### SET EXERCISE
Restate all of the data exactly.
============================================================
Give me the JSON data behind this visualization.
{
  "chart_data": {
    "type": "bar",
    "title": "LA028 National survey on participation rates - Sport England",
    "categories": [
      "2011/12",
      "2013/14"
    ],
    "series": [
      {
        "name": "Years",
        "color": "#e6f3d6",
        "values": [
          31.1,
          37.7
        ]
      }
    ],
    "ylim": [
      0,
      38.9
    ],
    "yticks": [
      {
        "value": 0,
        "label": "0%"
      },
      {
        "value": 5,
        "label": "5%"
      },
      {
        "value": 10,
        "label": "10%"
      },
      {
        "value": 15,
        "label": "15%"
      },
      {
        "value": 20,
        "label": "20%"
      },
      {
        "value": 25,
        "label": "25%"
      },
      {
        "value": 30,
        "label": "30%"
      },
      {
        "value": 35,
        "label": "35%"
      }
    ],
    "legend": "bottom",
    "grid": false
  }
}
============================================================
### REPLY TO THE EXERCISE
Give me the JSON data behind this visualization.
{
  "chart_data": {
    "type": "bar",
    "title": "LA028 National survey on participation rates - Sport England",
    "categories": [
      "2011/12",
      "2013/14"
    ],
    "series": [
      {
        "name": "Years",
        "color": "#e6f3d6",
        "values": [
          31.1,
          37.7
        ]
      }
    ],
    "ylim": [
      0,
      38.9
    ],
    "yticks": [
      {
        "value": 0,
        "label": "0%"
      },
      {
        "value": 5,
        "label": "5%"
      },
      {
        "value": 10,
        "label": "10%"
      },
      {
        "value": 15,
        "label": "15%"
      },
      {
        "value": 20,
        "label": "20%"
      },
      {
        "value": 25,
        "label": "25%"
      },
      {
        "value": 30,
        "label": "30%"
      },
      {
        "value": 35,
        "label": "35%"
      }
    ],
    "legend": "bottom",
    "grid": false
  }
}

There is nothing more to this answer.